What you should do:
Pull out the lines from the one containing "Output the underlying" through the final line of the listing below and repeat them exactly. Leave the pictures behind.

Data to process:
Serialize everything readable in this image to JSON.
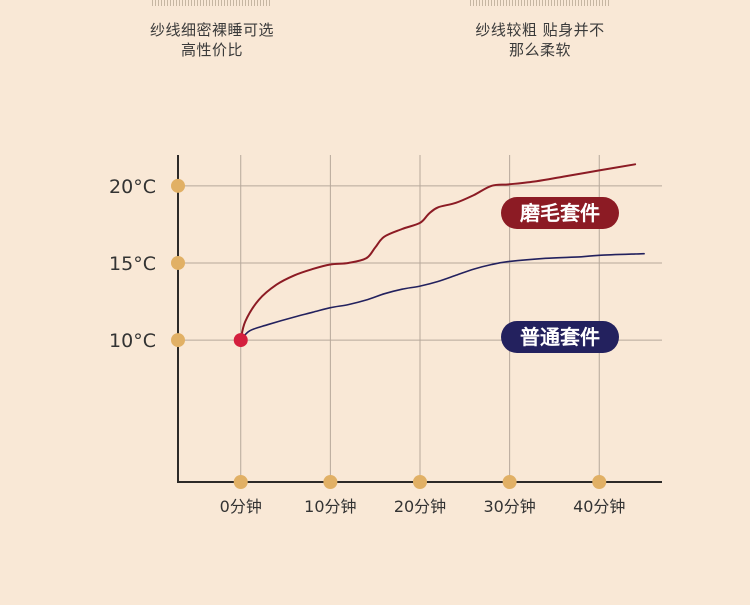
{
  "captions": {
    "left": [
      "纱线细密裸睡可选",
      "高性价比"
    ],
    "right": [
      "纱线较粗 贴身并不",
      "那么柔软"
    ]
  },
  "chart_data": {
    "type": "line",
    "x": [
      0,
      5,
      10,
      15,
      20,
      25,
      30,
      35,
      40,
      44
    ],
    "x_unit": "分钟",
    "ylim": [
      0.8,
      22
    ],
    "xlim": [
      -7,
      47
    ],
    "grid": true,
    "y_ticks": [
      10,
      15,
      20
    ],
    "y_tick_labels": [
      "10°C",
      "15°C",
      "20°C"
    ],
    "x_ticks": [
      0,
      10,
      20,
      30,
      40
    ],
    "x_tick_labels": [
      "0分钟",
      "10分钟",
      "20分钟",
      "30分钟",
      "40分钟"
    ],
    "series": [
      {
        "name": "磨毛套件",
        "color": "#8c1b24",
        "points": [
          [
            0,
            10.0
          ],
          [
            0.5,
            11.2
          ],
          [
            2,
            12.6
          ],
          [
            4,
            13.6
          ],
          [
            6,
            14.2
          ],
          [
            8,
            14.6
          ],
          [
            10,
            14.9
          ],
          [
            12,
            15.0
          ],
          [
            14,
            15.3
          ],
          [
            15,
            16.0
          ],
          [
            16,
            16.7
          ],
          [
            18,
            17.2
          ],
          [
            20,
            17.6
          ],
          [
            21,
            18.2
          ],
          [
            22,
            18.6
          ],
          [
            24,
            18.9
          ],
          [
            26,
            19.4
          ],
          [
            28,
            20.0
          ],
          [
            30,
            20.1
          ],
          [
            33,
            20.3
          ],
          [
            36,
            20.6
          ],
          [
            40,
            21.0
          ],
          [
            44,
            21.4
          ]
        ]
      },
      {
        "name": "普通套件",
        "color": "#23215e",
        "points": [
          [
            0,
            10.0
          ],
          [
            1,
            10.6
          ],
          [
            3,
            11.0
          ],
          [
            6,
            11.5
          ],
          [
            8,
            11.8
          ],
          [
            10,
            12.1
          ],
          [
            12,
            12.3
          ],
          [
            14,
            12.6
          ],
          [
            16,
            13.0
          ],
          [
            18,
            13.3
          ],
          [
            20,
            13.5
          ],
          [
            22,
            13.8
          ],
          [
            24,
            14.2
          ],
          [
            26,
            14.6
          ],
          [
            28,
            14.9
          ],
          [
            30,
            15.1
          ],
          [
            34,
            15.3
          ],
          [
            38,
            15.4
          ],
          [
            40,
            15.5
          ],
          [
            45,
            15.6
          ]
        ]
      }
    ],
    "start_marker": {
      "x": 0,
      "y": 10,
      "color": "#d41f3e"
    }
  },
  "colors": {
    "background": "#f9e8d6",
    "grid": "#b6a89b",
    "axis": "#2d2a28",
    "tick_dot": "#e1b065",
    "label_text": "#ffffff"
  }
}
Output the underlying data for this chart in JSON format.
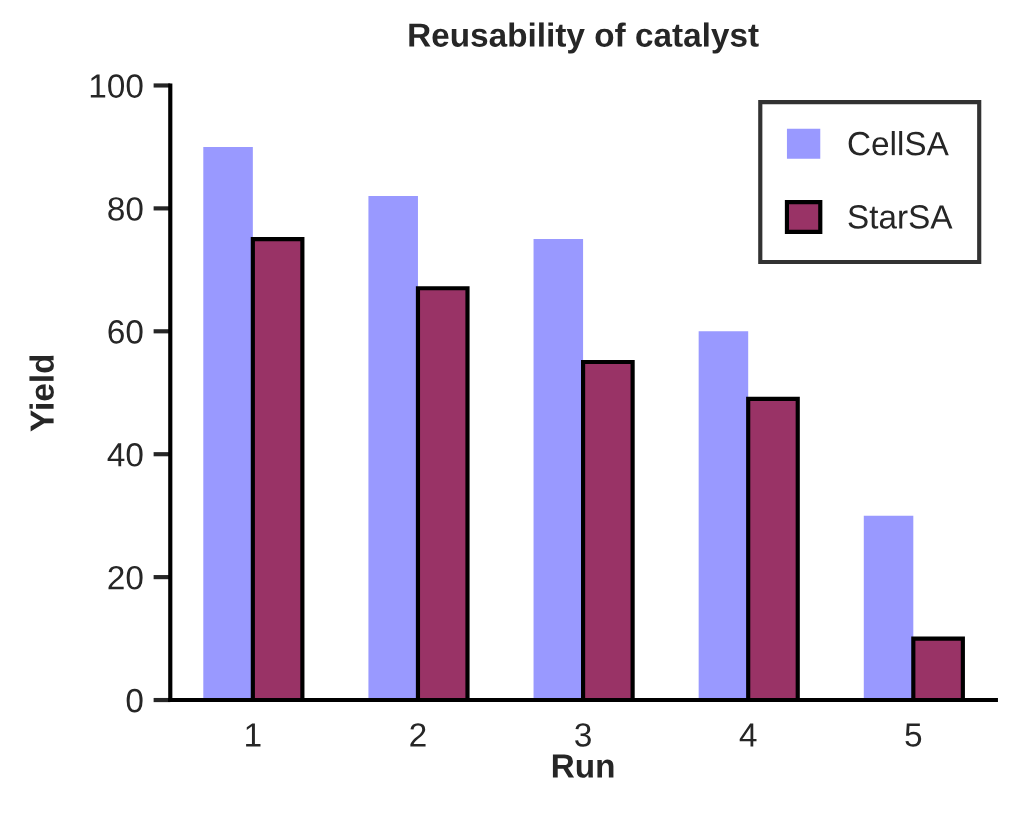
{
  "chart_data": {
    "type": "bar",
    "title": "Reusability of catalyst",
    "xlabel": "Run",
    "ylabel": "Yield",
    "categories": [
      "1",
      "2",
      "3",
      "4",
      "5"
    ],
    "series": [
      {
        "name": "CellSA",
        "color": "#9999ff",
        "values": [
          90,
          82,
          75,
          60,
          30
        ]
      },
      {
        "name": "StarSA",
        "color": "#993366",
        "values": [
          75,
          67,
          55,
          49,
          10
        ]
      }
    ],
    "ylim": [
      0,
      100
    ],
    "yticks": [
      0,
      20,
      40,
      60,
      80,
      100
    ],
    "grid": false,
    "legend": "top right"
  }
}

Answer:
Output the underlying data for this chart in JSON format.
{
  "chart_data": {
    "type": "bar",
    "title": "Reusability of catalyst",
    "xlabel": "Run",
    "ylabel": "Yield",
    "categories": [
      "1",
      "2",
      "3",
      "4",
      "5"
    ],
    "series": [
      {
        "name": "CellSA",
        "color": "#9999ff",
        "values": [
          90,
          82,
          75,
          60,
          30
        ]
      },
      {
        "name": "StarSA",
        "color": "#993366",
        "values": [
          75,
          67,
          55,
          49,
          10
        ]
      }
    ],
    "ylim": [
      0,
      100
    ],
    "yticks": [
      0,
      20,
      40,
      60,
      80,
      100
    ],
    "grid": false,
    "legend": "top right"
  }
}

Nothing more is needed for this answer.